Given request:
Pick out all lines of the entries that include the word "have" and copy them.

------------------------------------------------------------------------

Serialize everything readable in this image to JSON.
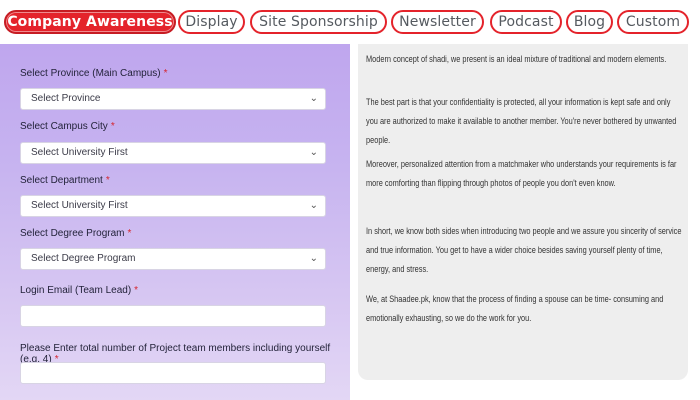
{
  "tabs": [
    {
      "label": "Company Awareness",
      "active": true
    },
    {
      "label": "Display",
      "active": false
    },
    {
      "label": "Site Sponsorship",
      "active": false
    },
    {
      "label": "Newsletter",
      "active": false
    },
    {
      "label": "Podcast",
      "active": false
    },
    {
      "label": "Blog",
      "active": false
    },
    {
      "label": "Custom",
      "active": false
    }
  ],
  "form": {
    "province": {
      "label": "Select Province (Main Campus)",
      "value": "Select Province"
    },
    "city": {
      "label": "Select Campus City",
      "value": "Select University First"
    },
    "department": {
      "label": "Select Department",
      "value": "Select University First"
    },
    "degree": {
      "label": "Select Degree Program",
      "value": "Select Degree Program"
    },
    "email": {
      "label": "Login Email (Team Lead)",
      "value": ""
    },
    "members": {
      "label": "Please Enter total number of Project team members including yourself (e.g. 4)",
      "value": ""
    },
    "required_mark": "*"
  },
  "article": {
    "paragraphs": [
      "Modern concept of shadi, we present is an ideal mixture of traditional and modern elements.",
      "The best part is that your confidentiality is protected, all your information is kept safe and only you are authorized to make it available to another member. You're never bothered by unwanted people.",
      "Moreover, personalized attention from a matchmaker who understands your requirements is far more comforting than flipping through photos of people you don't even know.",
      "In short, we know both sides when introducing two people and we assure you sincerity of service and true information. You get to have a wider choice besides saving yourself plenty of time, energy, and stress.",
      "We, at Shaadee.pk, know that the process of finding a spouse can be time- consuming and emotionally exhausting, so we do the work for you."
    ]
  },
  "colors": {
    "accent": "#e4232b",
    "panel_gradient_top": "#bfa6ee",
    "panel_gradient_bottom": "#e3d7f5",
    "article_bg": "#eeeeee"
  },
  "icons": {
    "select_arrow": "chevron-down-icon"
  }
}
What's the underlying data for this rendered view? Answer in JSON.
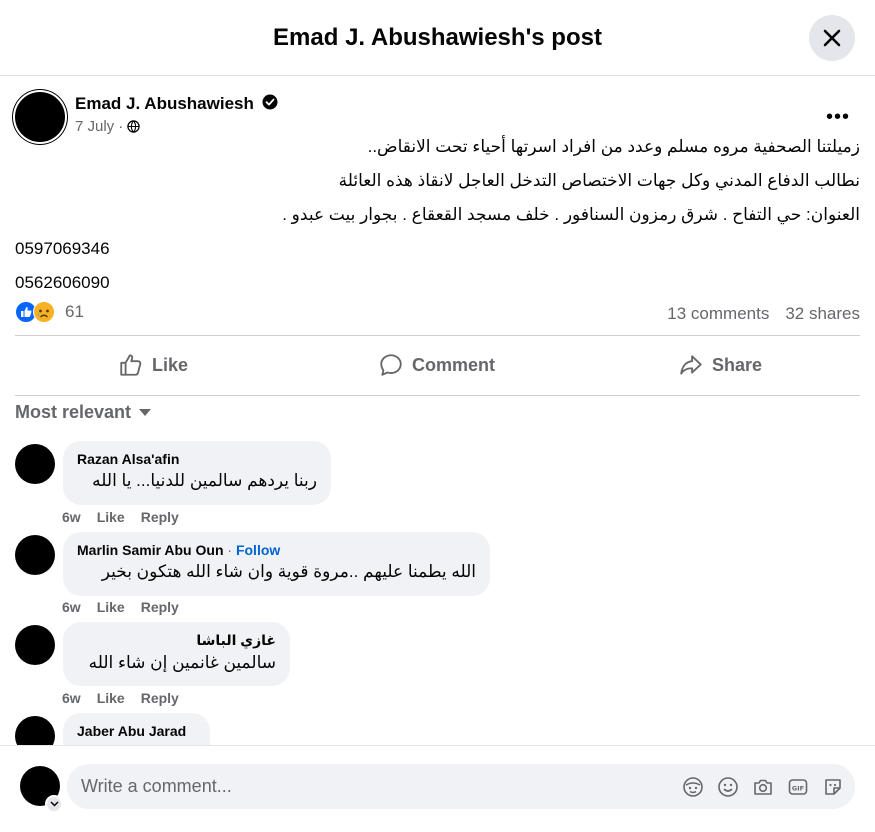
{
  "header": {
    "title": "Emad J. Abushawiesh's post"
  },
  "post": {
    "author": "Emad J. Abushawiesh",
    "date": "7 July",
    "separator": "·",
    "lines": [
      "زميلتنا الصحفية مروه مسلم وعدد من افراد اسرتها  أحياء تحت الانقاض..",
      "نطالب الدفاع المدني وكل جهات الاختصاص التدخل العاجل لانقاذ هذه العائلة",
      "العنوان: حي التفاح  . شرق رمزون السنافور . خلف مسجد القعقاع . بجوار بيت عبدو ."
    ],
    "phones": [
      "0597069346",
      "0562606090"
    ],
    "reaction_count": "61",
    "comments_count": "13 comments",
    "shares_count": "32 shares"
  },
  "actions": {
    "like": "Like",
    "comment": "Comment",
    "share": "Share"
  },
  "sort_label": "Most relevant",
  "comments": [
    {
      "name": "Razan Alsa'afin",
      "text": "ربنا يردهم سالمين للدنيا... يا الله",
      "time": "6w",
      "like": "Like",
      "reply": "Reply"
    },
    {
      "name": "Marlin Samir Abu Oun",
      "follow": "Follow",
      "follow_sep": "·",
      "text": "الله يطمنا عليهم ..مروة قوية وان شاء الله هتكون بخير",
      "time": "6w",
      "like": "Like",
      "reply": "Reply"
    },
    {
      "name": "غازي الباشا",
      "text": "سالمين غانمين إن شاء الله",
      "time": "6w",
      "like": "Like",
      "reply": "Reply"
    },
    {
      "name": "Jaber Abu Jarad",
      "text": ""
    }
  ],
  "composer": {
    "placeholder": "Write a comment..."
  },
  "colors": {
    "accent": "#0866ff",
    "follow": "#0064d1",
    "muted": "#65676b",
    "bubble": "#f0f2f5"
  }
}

------------------------------------------------------------------------

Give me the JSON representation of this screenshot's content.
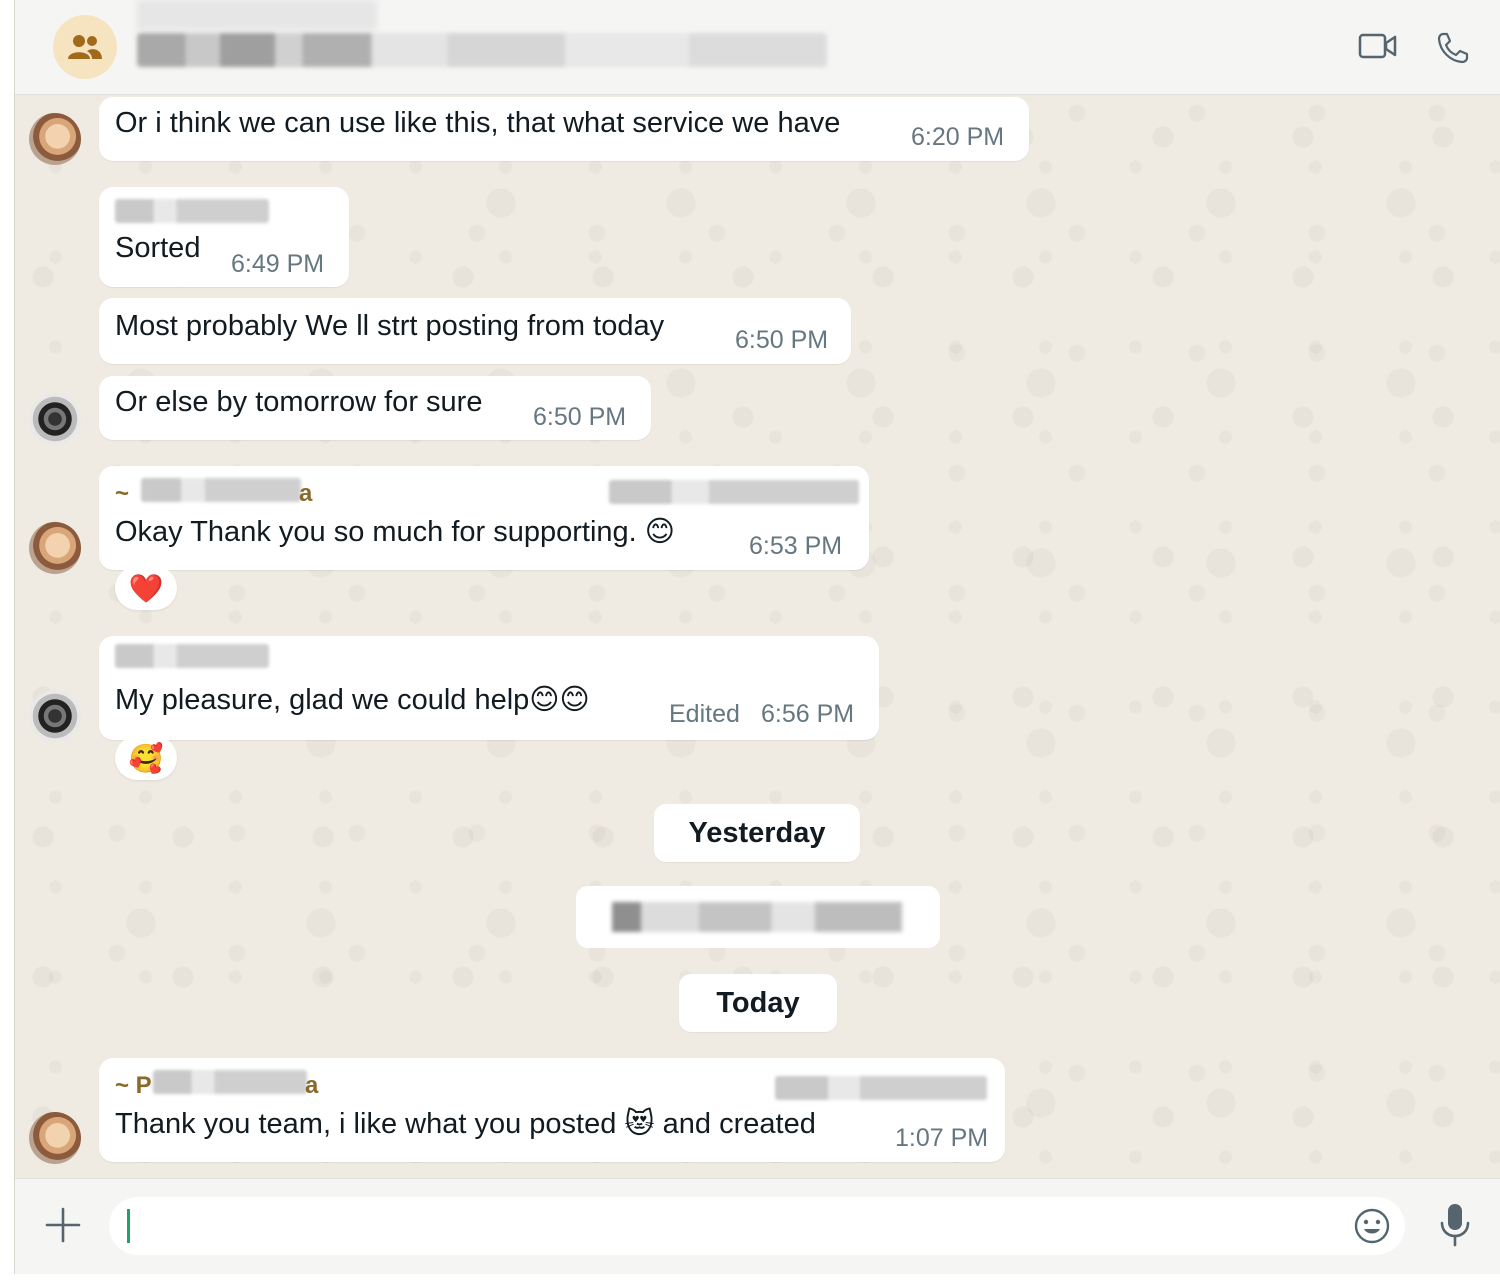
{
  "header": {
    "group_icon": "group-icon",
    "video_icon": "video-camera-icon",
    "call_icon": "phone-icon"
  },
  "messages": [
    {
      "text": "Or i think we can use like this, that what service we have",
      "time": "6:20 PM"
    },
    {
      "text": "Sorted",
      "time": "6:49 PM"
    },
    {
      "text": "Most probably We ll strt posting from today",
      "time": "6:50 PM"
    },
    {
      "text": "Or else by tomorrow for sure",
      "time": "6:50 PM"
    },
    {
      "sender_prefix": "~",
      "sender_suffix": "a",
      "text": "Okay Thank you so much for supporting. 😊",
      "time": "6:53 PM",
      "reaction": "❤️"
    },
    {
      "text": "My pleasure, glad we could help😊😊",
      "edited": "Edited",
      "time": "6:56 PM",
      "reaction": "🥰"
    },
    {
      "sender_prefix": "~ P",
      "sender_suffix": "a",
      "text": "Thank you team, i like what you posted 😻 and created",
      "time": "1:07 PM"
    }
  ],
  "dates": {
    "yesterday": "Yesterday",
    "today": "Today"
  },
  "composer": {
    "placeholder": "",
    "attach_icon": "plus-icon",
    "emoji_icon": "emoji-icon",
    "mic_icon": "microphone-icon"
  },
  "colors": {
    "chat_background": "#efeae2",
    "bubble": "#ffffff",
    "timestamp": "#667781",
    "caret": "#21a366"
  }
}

------------------------------------------------------------------------

Solved problem:
      "In short, we know both sides when introducing two people and we assure you sincerity of service and true information. You get to have a wider choice besides saving yourself plenty of time, energy, and stress.",
      "text": "Or i think we can use like this, that what service we have",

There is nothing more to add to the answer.